- _Short problem_: Write out every entry exactly as it appears.

───── Records to use

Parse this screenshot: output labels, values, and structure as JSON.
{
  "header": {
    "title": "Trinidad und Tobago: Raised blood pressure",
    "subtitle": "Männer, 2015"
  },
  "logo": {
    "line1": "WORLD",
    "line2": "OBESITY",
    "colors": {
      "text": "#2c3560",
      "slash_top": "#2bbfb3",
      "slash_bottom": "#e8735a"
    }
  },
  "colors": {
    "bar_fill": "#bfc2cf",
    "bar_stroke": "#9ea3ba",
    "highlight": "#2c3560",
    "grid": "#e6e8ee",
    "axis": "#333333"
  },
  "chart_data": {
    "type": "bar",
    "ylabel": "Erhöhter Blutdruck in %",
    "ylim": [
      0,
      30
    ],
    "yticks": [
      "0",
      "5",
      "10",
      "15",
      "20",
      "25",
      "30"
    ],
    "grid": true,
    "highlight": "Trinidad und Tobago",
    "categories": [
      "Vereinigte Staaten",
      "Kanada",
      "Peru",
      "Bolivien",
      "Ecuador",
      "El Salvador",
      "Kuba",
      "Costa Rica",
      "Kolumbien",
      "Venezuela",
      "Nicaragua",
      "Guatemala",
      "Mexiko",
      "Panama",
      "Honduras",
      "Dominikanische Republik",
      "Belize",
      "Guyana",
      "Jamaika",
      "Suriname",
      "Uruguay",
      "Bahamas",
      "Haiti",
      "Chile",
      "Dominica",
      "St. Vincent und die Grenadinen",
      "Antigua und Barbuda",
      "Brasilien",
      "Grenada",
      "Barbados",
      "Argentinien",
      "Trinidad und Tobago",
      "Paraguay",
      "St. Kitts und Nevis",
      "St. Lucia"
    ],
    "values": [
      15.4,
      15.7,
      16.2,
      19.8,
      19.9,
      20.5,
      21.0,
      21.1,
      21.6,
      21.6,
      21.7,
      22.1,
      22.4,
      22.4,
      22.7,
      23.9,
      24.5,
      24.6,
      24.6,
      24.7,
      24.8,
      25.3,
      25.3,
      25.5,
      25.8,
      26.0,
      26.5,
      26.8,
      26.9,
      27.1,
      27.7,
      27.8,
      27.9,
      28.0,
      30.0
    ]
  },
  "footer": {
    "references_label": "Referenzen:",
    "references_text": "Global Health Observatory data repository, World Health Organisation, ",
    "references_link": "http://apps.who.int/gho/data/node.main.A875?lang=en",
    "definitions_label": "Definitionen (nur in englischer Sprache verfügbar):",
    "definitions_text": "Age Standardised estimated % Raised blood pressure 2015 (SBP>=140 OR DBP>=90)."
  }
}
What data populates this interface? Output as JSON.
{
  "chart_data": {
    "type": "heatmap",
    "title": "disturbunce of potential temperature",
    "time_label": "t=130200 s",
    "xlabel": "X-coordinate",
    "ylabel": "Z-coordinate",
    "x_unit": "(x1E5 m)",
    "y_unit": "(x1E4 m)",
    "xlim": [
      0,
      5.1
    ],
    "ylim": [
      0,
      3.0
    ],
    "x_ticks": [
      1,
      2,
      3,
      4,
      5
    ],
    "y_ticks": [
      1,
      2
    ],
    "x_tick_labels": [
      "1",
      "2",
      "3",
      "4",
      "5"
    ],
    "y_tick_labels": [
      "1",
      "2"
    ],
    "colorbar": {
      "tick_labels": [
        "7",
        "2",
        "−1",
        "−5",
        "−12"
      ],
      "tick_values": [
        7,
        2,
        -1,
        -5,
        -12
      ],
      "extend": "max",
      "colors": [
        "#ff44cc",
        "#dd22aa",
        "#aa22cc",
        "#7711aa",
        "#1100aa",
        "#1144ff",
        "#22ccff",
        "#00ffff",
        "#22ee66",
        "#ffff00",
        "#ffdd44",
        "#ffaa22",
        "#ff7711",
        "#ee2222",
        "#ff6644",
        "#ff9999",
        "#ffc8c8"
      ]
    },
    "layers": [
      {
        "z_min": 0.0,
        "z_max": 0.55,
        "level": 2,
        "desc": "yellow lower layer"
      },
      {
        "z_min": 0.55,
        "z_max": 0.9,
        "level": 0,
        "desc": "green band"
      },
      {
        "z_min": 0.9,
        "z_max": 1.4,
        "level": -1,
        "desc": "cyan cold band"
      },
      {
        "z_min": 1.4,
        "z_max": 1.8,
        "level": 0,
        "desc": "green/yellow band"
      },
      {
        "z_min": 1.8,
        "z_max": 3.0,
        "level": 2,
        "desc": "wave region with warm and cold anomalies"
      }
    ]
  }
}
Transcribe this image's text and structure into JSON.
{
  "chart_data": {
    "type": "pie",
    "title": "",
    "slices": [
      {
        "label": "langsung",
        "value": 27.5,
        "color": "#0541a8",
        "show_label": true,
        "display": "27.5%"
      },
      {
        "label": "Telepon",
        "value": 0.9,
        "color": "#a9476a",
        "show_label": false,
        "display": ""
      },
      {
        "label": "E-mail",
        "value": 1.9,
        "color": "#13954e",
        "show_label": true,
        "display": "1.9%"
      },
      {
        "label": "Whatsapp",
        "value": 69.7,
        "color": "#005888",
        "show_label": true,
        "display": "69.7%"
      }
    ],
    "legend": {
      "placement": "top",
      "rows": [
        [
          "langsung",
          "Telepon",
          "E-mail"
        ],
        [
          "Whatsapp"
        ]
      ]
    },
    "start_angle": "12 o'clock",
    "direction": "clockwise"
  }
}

──────────

- _Right answer_:
Parse this screenshot: output labels, values, and structure as JSON.
{
  "header": {
    "title": "Trinidad und Tobago: Raised blood pressure",
    "subtitle": "Männer, 2015"
  },
  "logo": {
    "line1": "WORLD",
    "line2": "OBESITY",
    "colors": {
      "text": "#2c3560",
      "slash_top": "#2bbfb3",
      "slash_bottom": "#e8735a"
    }
  },
  "colors": {
    "bar_fill": "#bfc2cf",
    "bar_stroke": "#9ea3ba",
    "highlight": "#2c3560",
    "grid": "#e6e8ee",
    "axis": "#333333"
  },
  "chart_data": {
    "type": "bar",
    "ylabel": "Erhöhter Blutdruck in %",
    "ylim": [
      0,
      30
    ],
    "yticks": [
      "0",
      "5",
      "10",
      "15",
      "20",
      "25",
      "30"
    ],
    "grid": true,
    "highlight": "Trinidad und Tobago",
    "categories": [
      "Vereinigte Staaten",
      "Kanada",
      "Peru",
      "Bolivien",
      "Ecuador",
      "El Salvador",
      "Kuba",
      "Costa Rica",
      "Kolumbien",
      "Venezuela",
      "Nicaragua",
      "Guatemala",
      "Mexiko",
      "Panama",
      "Honduras",
      "Dominikanische Republik",
      "Belize",
      "Guyana",
      "Jamaika",
      "Suriname",
      "Uruguay",
      "Bahamas",
      "Haiti",
      "Chile",
      "Dominica",
      "St. Vincent und die Grenadinen",
      "Antigua und Barbuda",
      "Brasilien",
      "Grenada",
      "Barbados",
      "Argentinien",
      "Trinidad und Tobago",
      "Paraguay",
      "St. Kitts und Nevis",
      "St. Lucia"
    ],
    "values": [
      15.4,
      15.7,
      16.2,
      19.8,
      19.9,
      20.5,
      21.0,
      21.1,
      21.6,
      21.6,
      21.7,
      22.1,
      22.4,
      22.4,
      22.7,
      23.9,
      24.5,
      24.6,
      24.6,
      24.7,
      24.8,
      25.3,
      25.3,
      25.5,
      25.8,
      26.0,
      26.5,
      26.8,
      26.9,
      27.1,
      27.7,
      27.8,
      27.9,
      28.0,
      30.0
    ]
  },
  "footer": {
    "references_label": "Referenzen:",
    "references_text": "Global Health Observatory data repository, World Health Organisation, ",
    "references_link": "http://apps.who.int/gho/data/node.main.A875?lang=en",
    "definitions_label": "Definitionen (nur in englischer Sprache verfügbar):",
    "definitions_text": "Age Standardised estimated % Raised blood pressure 2015 (SBP>=140 OR DBP>=90)."
  }
}
What data populates this interface? Output as JSON.
{
  "chart_data": {
    "type": "heatmap",
    "title": "disturbunce of potential temperature",
    "time_label": "t=130200 s",
    "xlabel": "X-coordinate",
    "ylabel": "Z-coordinate",
    "x_unit": "(x1E5 m)",
    "y_unit": "(x1E4 m)",
    "xlim": [
      0,
      5.1
    ],
    "ylim": [
      0,
      3.0
    ],
    "x_ticks": [
      1,
      2,
      3,
      4,
      5
    ],
    "y_ticks": [
      1,
      2
    ],
    "x_tick_labels": [
      "1",
      "2",
      "3",
      "4",
      "5"
    ],
    "y_tick_labels": [
      "1",
      "2"
    ],
    "colorbar": {
      "tick_labels": [
        "7",
        "2",
        "−1",
        "−5",
        "−12"
      ],
      "tick_values": [
        7,
        2,
        -1,
        -5,
        -12
      ],
      "extend": "max",
      "colors": [
        "#ff44cc",
        "#dd22aa",
        "#aa22cc",
        "#7711aa",
        "#1100aa",
        "#1144ff",
        "#22ccff",
        "#00ffff",
        "#22ee66",
        "#ffff00",
        "#ffdd44",
        "#ffaa22",
        "#ff7711",
        "#ee2222",
        "#ff6644",
        "#ff9999",
        "#ffc8c8"
      ]
    },
    "layers": [
      {
        "z_min": 0.0,
        "z_max": 0.55,
        "level": 2,
        "desc": "yellow lower layer"
      },
      {
        "z_min": 0.55,
        "z_max": 0.9,
        "level": 0,
        "desc": "green band"
      },
      {
        "z_min": 0.9,
        "z_max": 1.4,
        "level": -1,
        "desc": "cyan cold band"
      },
      {
        "z_min": 1.4,
        "z_max": 1.8,
        "level": 0,
        "desc": "green/yellow band"
      },
      {
        "z_min": 1.8,
        "z_max": 3.0,
        "level": 2,
        "desc": "wave region with warm and cold anomalies"
      }
    ]
  }
}
Transcribe this image's text and structure into JSON.
{
  "chart_data": {
    "type": "pie",
    "title": "",
    "slices": [
      {
        "label": "langsung",
        "value": 27.5,
        "color": "#0541a8",
        "show_label": true,
        "display": "27.5%"
      },
      {
        "label": "Telepon",
        "value": 0.9,
        "color": "#a9476a",
        "show_label": false,
        "display": ""
      },
      {
        "label": "E-mail",
        "value": 1.9,
        "color": "#13954e",
        "show_label": true,
        "display": "1.9%"
      },
      {
        "label": "Whatsapp",
        "value": 69.7,
        "color": "#005888",
        "show_label": true,
        "display": "69.7%"
      }
    ],
    "legend": {
      "placement": "top",
      "rows": [
        [
          "langsung",
          "Telepon",
          "E-mail"
        ],
        [
          "Whatsapp"
        ]
      ]
    },
    "start_angle": "12 o'clock",
    "direction": "clockwise"
  }
}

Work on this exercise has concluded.